● **Given problem**
Count every line in the following entries where the word "zakresie" appears. Give the count alone.

═══ Given entries ═══

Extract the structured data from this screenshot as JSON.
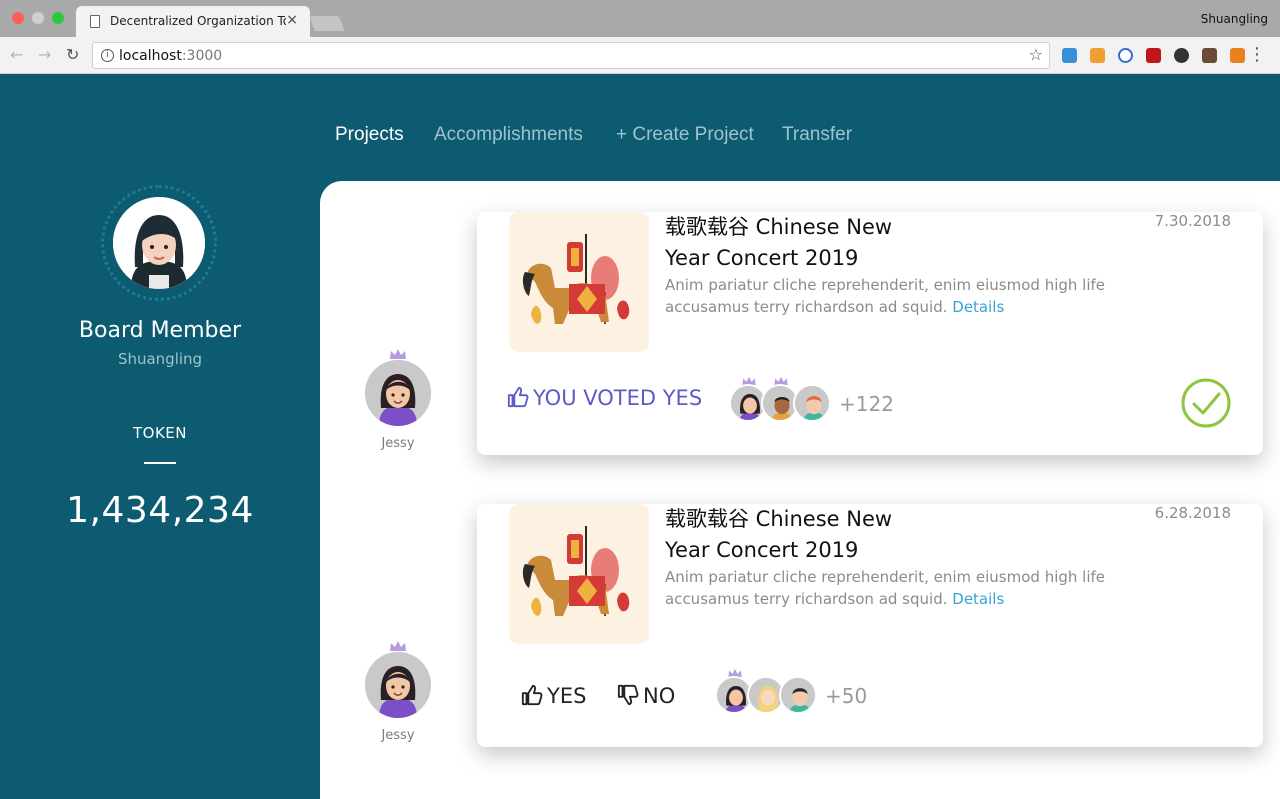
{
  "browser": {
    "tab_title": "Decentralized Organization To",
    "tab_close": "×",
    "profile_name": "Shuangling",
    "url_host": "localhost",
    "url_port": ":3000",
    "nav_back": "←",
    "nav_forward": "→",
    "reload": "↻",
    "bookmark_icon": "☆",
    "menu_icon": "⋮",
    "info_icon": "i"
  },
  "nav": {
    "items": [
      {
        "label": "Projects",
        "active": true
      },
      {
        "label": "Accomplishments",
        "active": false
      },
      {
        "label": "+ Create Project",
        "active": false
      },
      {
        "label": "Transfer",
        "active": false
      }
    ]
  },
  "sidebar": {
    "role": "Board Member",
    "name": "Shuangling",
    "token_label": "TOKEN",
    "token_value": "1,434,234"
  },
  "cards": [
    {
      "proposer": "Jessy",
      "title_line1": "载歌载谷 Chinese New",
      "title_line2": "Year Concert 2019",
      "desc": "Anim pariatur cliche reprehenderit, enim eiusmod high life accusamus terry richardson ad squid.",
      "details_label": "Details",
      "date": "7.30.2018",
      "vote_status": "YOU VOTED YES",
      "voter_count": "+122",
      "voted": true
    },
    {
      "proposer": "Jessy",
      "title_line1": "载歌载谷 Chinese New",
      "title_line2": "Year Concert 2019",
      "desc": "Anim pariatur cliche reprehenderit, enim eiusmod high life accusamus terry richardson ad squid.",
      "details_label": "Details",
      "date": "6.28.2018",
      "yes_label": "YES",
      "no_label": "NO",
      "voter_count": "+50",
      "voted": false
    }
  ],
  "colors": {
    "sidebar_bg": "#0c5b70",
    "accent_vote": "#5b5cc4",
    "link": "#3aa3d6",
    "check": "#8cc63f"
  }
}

═══
═══ Given entries ═══

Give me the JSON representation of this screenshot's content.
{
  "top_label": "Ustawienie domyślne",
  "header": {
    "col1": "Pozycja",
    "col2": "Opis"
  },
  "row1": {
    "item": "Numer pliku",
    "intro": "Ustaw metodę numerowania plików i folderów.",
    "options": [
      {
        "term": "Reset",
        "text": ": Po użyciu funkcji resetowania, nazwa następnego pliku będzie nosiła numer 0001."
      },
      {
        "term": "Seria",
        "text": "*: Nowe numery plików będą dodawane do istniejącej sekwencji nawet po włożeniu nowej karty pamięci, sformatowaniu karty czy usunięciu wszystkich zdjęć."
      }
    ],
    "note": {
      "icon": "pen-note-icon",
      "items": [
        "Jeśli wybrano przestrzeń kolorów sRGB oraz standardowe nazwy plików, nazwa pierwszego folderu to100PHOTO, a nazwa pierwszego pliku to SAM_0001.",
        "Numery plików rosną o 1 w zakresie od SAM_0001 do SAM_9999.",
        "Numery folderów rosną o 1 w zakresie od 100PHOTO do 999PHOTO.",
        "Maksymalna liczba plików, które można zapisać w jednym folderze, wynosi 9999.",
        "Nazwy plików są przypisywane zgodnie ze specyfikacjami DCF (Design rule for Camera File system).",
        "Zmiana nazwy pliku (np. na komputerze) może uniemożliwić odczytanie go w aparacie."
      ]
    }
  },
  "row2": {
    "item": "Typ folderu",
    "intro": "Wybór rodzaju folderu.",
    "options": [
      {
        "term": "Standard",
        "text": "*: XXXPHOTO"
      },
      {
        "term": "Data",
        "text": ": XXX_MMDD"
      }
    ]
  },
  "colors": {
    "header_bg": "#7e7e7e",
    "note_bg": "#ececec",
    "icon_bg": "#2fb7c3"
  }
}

═══

● **Result for this exercise**
2